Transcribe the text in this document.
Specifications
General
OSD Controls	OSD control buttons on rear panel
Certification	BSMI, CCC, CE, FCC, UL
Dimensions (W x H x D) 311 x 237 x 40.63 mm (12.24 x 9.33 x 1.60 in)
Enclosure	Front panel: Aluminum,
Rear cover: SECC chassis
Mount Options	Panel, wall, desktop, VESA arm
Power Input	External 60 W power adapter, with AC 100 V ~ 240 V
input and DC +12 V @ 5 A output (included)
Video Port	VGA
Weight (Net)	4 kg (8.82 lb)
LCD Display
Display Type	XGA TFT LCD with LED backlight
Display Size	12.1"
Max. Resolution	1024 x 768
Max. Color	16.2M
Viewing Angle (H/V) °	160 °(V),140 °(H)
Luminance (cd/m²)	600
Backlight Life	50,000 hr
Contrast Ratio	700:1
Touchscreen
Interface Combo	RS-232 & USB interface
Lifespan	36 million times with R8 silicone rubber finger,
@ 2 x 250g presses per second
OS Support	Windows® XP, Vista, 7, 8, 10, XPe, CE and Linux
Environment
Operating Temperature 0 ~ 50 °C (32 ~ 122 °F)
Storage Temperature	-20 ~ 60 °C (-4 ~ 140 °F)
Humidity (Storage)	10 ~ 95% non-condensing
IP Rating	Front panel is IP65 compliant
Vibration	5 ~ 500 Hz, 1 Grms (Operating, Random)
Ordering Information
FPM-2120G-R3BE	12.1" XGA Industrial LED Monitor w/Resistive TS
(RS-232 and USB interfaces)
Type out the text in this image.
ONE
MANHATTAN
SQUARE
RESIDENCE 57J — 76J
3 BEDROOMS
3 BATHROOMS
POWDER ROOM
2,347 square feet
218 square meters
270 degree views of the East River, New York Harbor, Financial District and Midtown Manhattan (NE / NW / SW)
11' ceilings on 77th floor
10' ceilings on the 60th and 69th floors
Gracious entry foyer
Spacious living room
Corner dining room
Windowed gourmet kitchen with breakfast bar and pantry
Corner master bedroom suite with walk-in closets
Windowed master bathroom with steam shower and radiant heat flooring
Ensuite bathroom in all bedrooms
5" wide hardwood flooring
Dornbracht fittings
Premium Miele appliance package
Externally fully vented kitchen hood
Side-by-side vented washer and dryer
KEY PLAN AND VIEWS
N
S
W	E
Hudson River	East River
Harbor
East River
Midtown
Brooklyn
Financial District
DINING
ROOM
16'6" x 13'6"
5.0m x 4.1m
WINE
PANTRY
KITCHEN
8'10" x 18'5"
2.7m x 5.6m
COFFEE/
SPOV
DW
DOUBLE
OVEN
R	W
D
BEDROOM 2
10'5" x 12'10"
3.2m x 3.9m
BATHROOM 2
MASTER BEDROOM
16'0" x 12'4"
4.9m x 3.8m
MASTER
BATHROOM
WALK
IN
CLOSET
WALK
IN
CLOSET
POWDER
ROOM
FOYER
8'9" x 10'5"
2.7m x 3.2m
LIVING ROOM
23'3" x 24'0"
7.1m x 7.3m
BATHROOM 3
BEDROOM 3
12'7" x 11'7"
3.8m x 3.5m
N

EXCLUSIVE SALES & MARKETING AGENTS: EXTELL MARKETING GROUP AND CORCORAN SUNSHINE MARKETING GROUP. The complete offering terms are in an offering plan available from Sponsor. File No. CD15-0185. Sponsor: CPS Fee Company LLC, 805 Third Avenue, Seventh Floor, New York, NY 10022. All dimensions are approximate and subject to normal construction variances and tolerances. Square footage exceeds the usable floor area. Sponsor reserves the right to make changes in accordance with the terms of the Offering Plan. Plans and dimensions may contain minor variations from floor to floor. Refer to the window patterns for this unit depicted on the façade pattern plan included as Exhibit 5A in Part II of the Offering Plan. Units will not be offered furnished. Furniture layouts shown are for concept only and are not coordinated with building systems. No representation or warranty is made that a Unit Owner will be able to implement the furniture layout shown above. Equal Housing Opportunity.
● ● ● ● ● ● ●
Extract every entry above as it appears.

Transcribe the text in this document.
Specifications
General
OSD Controls	OSD control buttons on rear panel
Certification	BSMI, CCC, CE, FCC, UL
Dimensions (W x H x D) 311 x 237 x 40.63 mm (12.24 x 9.33 x 1.60 in)
Enclosure	Front panel: Aluminum,
Rear cover: SECC chassis
Mount Options	Panel, wall, desktop, VESA arm
Power Input	External 60 W power adapter, with AC 100 V ~ 240 V
input and DC +12 V @ 5 A output (included)
Video Port	VGA
Weight (Net)	4 kg (8.82 lb)
LCD Display
Display Type	XGA TFT LCD with LED backlight
Display Size	12.1"
Max. Resolution	1024 x 768
Max. Color	16.2M
Viewing Angle (H/V) °	160 °(V),140 °(H)
Luminance (cd/m²)	600
Backlight Life	50,000 hr
Contrast Ratio	700:1
Touchscreen
Interface Combo	RS-232 & USB interface
Lifespan	36 million times with R8 silicone rubber finger,
@ 2 x 250g presses per second
OS Support	Windows® XP, Vista, 7, 8, 10, XPe, CE and Linux
Environment
Operating Temperature 0 ~ 50 °C (32 ~ 122 °F)
Storage Temperature	-20 ~ 60 °C (-4 ~ 140 °F)
Humidity (Storage)	10 ~ 95% non-condensing
IP Rating	Front panel is IP65 compliant
Vibration	5 ~ 500 Hz, 1 Grms (Operating, Random)
Ordering Information
FPM-2120G-R3BE	12.1" XGA Industrial LED Monitor w/Resistive TS
(RS-232 and USB interfaces)
Type out the text in this image.
ONE
MANHATTAN
SQUARE
RESIDENCE 57J — 76J
3 BEDROOMS
3 BATHROOMS
POWDER ROOM
2,347 square feet
218 square meters
270 degree views of the East River, New York Harbor, Financial District and Midtown Manhattan (NE / NW / SW)
11' ceilings on 77th floor
10' ceilings on the 60th and 69th floors
Gracious entry foyer
Spacious living room
Corner dining room
Windowed gourmet kitchen with breakfast bar and pantry
Corner master bedroom suite with walk-in closets
Windowed master bathroom with steam shower and radiant heat flooring
Ensuite bathroom in all bedrooms
5" wide hardwood flooring
Dornbracht fittings
Premium Miele appliance package
Externally fully vented kitchen hood
Side-by-side vented washer and dryer
KEY PLAN AND VIEWS
N
S
W	E
Hudson River	East River
Harbor
East River
Midtown
Brooklyn
Financial District
DINING
ROOM
16'6" x 13'6"
5.0m x 4.1m
WINE
PANTRY
KITCHEN
8'10" x 18'5"
2.7m x 5.6m
COFFEE/
SPOV
DW
DOUBLE
OVEN
R	W
D
BEDROOM 2
10'5" x 12'10"
3.2m x 3.9m
BATHROOM 2
MASTER BEDROOM
16'0" x 12'4"
4.9m x 3.8m
MASTER
BATHROOM
WALK
IN
CLOSET
WALK
IN
CLOSET
POWDER
ROOM
FOYER
8'9" x 10'5"
2.7m x 3.2m
LIVING ROOM
23'3" x 24'0"
7.1m x 7.3m
BATHROOM 3
BEDROOM 3
12'7" x 11'7"
3.8m x 3.5m
N

EXCLUSIVE SALES & MARKETING AGENTS: EXTELL MARKETING GROUP AND CORCORAN SUNSHINE MARKETING GROUP. The complete offering terms are in an offering plan available from Sponsor. File No. CD15-0185. Sponsor: CPS Fee Company LLC, 805 Third Avenue, Seventh Floor, New York, NY 10022. All dimensions are approximate and subject to normal construction variances and tolerances. Square footage exceeds the usable floor area. Sponsor reserves the right to make changes in accordance with the terms of the Offering Plan. Plans and dimensions may contain minor variations from floor to floor. Refer to the window patterns for this unit depicted on the façade pattern plan included as Exhibit 5A in Part II of the Offering Plan. Units will not be offered furnished. Furniture layouts shown are for concept only and are not coordinated with building systems. No representation or warranty is made that a Unit Owner will be able to implement the furniture layout shown above. Equal Housing Opportunity.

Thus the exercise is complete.